Stated exercise
Write out all of the entries that follow, word for word, but skip the pictures.

***** Records for the task *****

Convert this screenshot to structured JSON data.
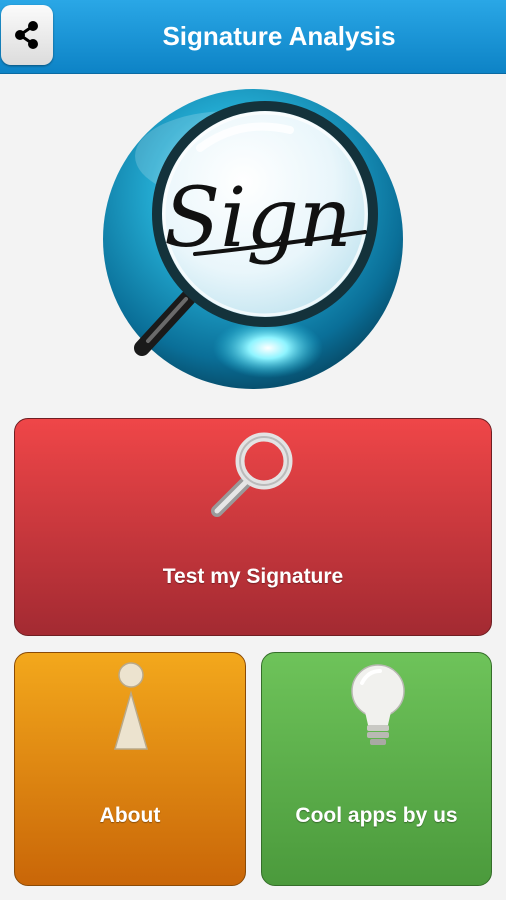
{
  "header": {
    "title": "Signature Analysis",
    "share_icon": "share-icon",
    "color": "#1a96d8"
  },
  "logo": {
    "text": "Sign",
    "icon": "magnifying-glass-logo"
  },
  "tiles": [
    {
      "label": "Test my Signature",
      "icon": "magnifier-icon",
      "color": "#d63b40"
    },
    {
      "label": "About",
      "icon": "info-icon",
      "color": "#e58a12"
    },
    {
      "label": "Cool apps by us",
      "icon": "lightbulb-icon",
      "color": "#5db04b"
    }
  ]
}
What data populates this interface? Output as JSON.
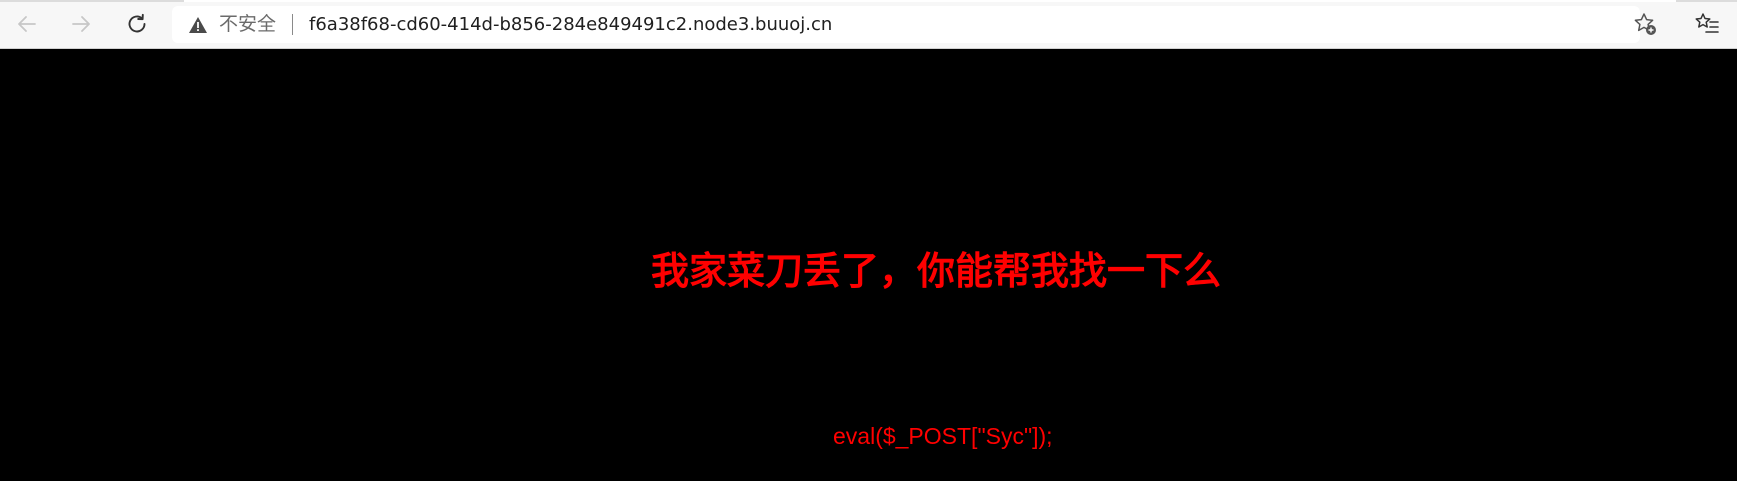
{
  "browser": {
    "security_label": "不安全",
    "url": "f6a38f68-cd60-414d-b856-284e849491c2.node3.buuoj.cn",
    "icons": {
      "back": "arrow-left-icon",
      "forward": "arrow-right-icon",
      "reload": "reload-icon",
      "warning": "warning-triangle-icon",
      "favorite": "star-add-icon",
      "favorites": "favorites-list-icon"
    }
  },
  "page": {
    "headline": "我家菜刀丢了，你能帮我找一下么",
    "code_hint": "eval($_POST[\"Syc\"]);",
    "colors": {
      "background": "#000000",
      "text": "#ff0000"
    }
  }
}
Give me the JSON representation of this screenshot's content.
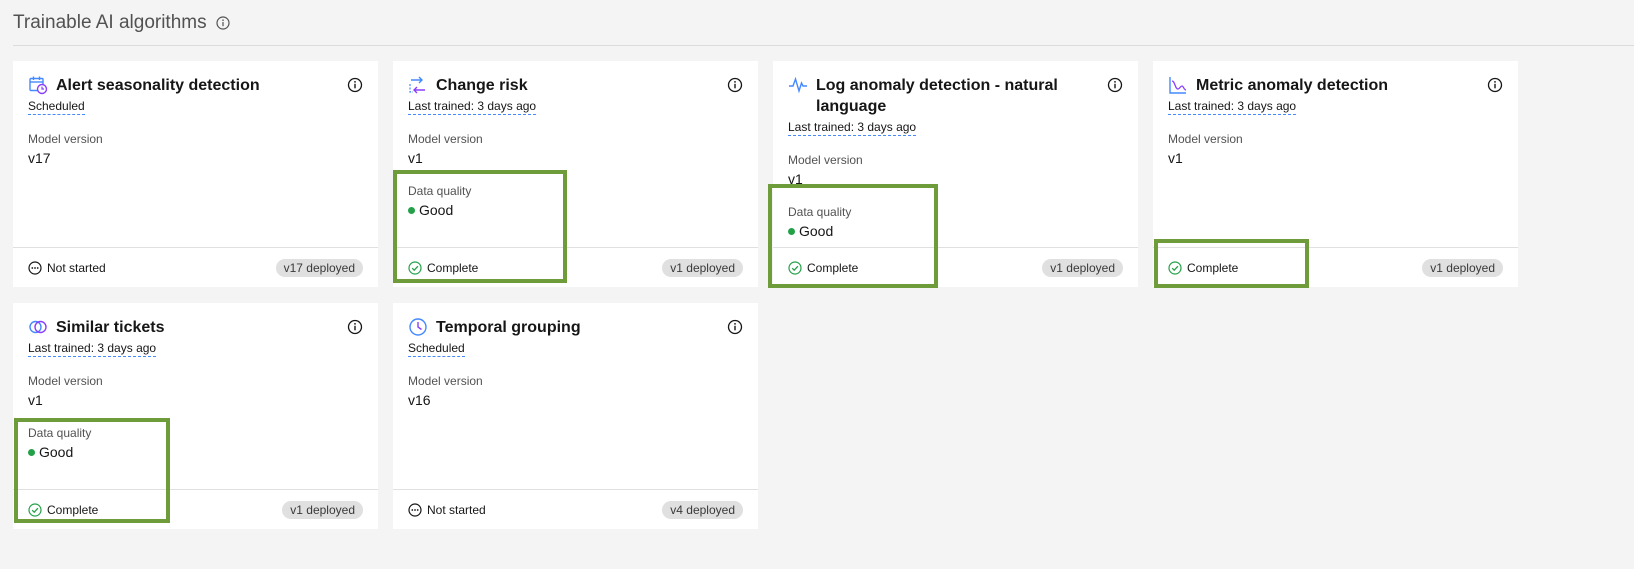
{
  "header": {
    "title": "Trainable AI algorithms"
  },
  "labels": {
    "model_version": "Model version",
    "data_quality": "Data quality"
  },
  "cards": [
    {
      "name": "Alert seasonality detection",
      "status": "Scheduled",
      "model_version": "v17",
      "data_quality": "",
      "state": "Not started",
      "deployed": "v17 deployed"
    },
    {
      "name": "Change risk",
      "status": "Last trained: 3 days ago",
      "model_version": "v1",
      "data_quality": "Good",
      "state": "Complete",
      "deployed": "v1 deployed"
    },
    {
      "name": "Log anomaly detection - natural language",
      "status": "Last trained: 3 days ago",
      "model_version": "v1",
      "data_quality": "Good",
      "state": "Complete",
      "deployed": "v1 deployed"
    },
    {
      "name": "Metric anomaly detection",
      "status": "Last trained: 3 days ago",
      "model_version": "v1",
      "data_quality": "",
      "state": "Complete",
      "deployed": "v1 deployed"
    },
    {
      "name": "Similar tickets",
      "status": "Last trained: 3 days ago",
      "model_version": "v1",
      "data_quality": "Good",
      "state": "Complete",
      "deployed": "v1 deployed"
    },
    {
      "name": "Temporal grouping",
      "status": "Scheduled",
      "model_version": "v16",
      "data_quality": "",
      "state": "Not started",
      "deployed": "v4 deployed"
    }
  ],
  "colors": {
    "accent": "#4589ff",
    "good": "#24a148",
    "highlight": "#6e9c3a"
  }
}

*****

Expected output
Convert this screenshot to structured JSON data.
{
  "header": {
    "title": "Signature Analysis",
    "share_icon": "share-icon",
    "color": "#1a96d8"
  },
  "logo": {
    "text": "Sign",
    "icon": "magnifying-glass-logo"
  },
  "tiles": [
    {
      "label": "Test my Signature",
      "icon": "magnifier-icon",
      "color": "#d63b40"
    },
    {
      "label": "About",
      "icon": "info-icon",
      "color": "#e58a12"
    },
    {
      "label": "Cool apps by us",
      "icon": "lightbulb-icon",
      "color": "#5db04b"
    }
  ]
}
What data populates this interface? Output as JSON.
{
  "browser": {
    "security_label": "不安全",
    "url": "f6a38f68-cd60-414d-b856-284e849491c2.node3.buuoj.cn",
    "icons": {
      "back": "arrow-left-icon",
      "forward": "arrow-right-icon",
      "reload": "reload-icon",
      "warning": "warning-triangle-icon",
      "favorite": "star-add-icon",
      "favorites": "favorites-list-icon"
    }
  },
  "page": {
    "headline": "我家菜刀丢了，你能帮我找一下么",
    "code_hint": "eval($_POST[\"Syc\"]);",
    "colors": {
      "background": "#000000",
      "text": "#ff0000"
    }
  }
}
Give me the JSON representation of this screenshot's content.
{
  "header": {
    "title": "Trainable AI algorithms"
  },
  "labels": {
    "model_version": "Model version",
    "data_quality": "Data quality"
  },
  "cards": [
    {
      "name": "Alert seasonality detection",
      "status": "Scheduled",
      "model_version": "v17",
      "data_quality": "",
      "state": "Not started",
      "deployed": "v17 deployed"
    },
    {
      "name": "Change risk",
      "status": "Last trained: 3 days ago",
      "model_version": "v1",
      "data_quality": "Good",
      "state": "Complete",
      "deployed": "v1 deployed"
    },
    {
      "name": "Log anomaly detection - natural language",
      "status": "Last trained: 3 days ago",
      "model_version": "v1",
      "data_quality": "Good",
      "state": "Complete",
      "deployed": "v1 deployed"
    },
    {
      "name": "Metric anomaly detection",
      "status": "Last trained: 3 days ago",
      "model_version": "v1",
      "data_quality": "",
      "state": "Complete",
      "deployed": "v1 deployed"
    },
    {
      "name": "Similar tickets",
      "status": "Last trained: 3 days ago",
      "model_version": "v1",
      "data_quality": "Good",
      "state": "Complete",
      "deployed": "v1 deployed"
    },
    {
      "name": "Temporal grouping",
      "status": "Scheduled",
      "model_version": "v16",
      "data_quality": "",
      "state": "Not started",
      "deployed": "v4 deployed"
    }
  ],
  "colors": {
    "accent": "#4589ff",
    "good": "#24a148",
    "highlight": "#6e9c3a"
  }
}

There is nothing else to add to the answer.